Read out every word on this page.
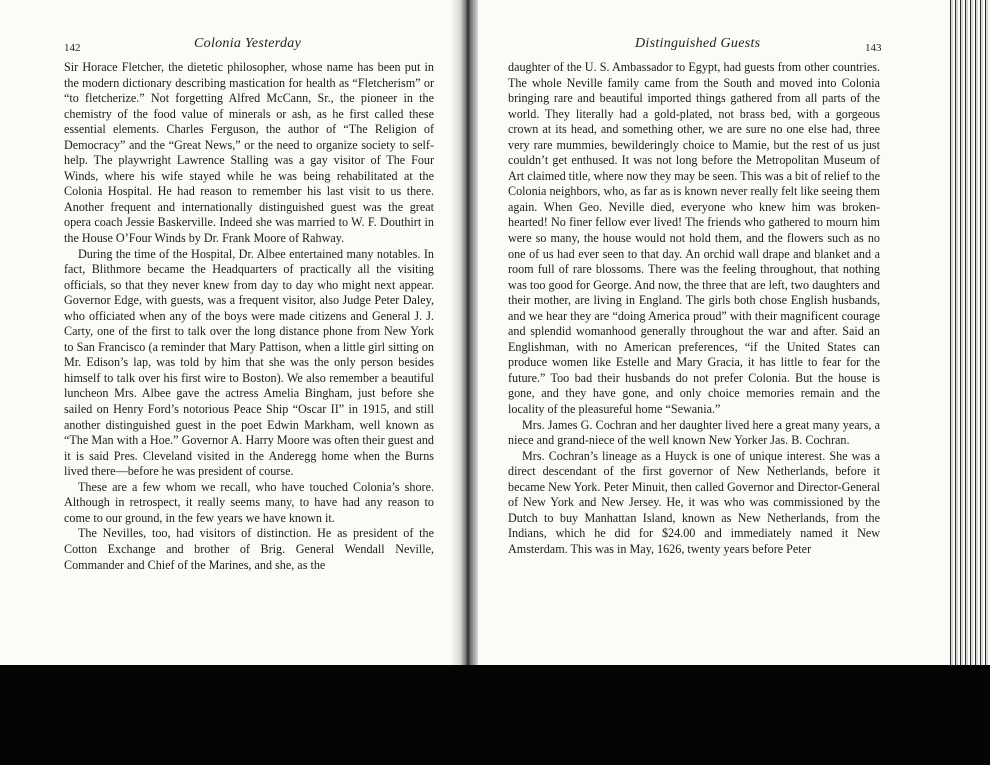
142	Colonia Yesterday

Sir Horace Fletcher, the dietetic philosopher, whose name has been put in the modern dictionary describing mastication for health as “Fletcherism” or “to fletcherize.” Not forgetting Alfred McCann, Sr., the pioneer in the chemistry of the food value of minerals or ash, as he first called these essential elements. Charles Ferguson, the author of “The Religion of Democracy” and the “Great News,” or the need to organize society to self-help. The playwright Lawrence Stalling was a gay visitor of The Four Winds, where his wife stayed while he was being rehabilitated at the Colonia Hospital. He had reason to remember his last visit to us there. Another frequent and internationally distinguished guest was the great opera coach Jessie Baskerville. Indeed she was married to W. F. Douthirt in the House O’Four Winds by Dr. Frank Moore of Rahway.

During the time of the Hospital, Dr. Albee entertained many notables. In fact, Blithmore became the Headquarters of practically all the visiting officials, so that they never knew from day to day who might next appear. Governor Edge, with guests, was a frequent visitor, also Judge Peter Daley, who officiated when any of the boys were made citizens and General J. J. Carty, one of the first to talk over the long distance phone from New York to San Francisco (a reminder that Mary Pattison, when a little girl sitting on Mr. Edison’s lap, was told by him that she was the only person besides himself to talk over his first wire to Boston). We also remember a beautiful luncheon Mrs. Albee gave the actress Amelia Bingham, just before she sailed on Henry Ford’s notorious Peace Ship “Oscar II” in 1915, and still another distinguished guest in the poet Edwin Markham, well known as “The Man with a Hoe.” Governor A. Harry Moore was often their guest and it is said Pres. Cleveland visited in the Anderegg home when the Burns lived there—before he was president of course.

These are a few whom we recall, who have touched Colonia’s shore. Although in retrospect, it really seems many, to have had any reason to come to our ground, in the few years we have known it.

The Nevilles, too, had visitors of distinction. He as president of the Cotton Exchange and brother of Brig. General Wendall Neville, Commander and Chief of the Marines, and she, as the

Distinguished Guests	143

daughter of the U. S. Ambassador to Egypt, had guests from other countries. The whole Neville family came from the South and moved into Colonia bringing rare and beautiful imported things gathered from all parts of the world. They literally had a gold-plated, not brass bed, with a gorgeous crown at its head, and something other, we are sure no one else had, three very rare mummies, bewilderingly choice to Mamie, but the rest of us just couldn’t get enthused. It was not long before the Metropolitan Museum of Art claimed title, where now they may be seen. This was a bit of relief to the Colonia neighbors, who, as far as is known never really felt like seeing them again. When Geo. Neville died, everyone who knew him was broken-hearted! No finer fellow ever lived! The friends who gathered to mourn him were so many, the house would not hold them, and the flowers such as no one of us had ever seen to that day. An orchid wall drape and blanket and a room full of rare blossoms. There was the feeling throughout, that nothing was too good for George. And now, the three that are left, two daughters and their mother, are living in England. The girls both chose English husbands, and we hear they are “doing America proud” with their magnificent courage and splendid womanhood generally throughout the war and after. Said an Englishman, with no American preferences, “if the United States can produce women like Estelle and Mary Gracia, it has little to fear for the future.” Too bad their husbands do not prefer Colonia. But the house is gone, and they have gone, and only choice memories remain and the locality of the pleasureful home “Sewania.”

Mrs. James G. Cochran and her daughter lived here a great many years, a niece and grand-niece of the well known New Yorker Jas. B. Cochran.

Mrs. Cochran’s lineage as a Huyck is one of unique interest. She was a direct descendant of the first governor of New Netherlands, before it became New York. Peter Minuit, then called Governor and Director-General of New York and New Jersey. He, it was who was commissioned by the Dutch to buy Manhattan Island, known as New Netherlands, from the Indians, which he did for $24.00 and immediately named it New Amsterdam. This was in May, 1626, twenty years before Peter
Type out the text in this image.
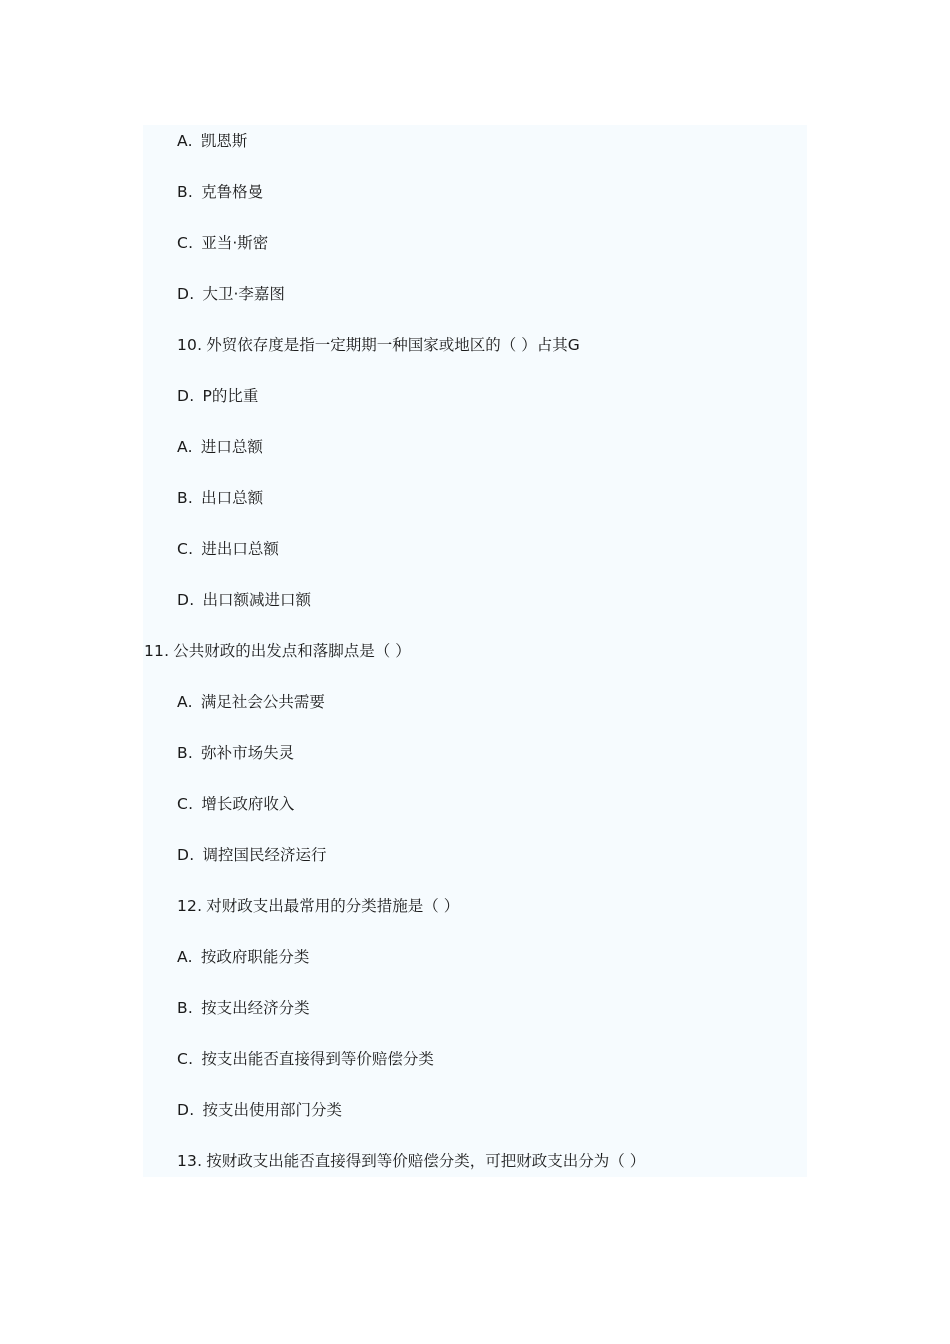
A. 凯恩斯
B. 克鲁格曼
C. 亚当·斯密
D. 大卫·李嘉图
10. 外贸依存度是指一定期期一种国家或地区的（ ）占其G
D. P的比重
A. 进口总额
B. 出口总额
C. 进出口总额
D. 出口额减进口额
11. 公共财政的出发点和落脚点是（ ）
A. 满足社会公共需要
B. 弥补市场失灵
C. 增长政府收入
D. 调控国民经济运行
12. 对财政支出最常用的分类措施是（ ）
A. 按政府职能分类
B. 按支出经济分类
C. 按支出能否直接得到等价赔偿分类
D. 按支出使用部门分类
13. 按财政支出能否直接得到等价赔偿分类，可把财政支出分为（ ）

### What needs to be done
Tell how many lines of the data above hold the string "years". Give only the number.

### Response for this exercise
3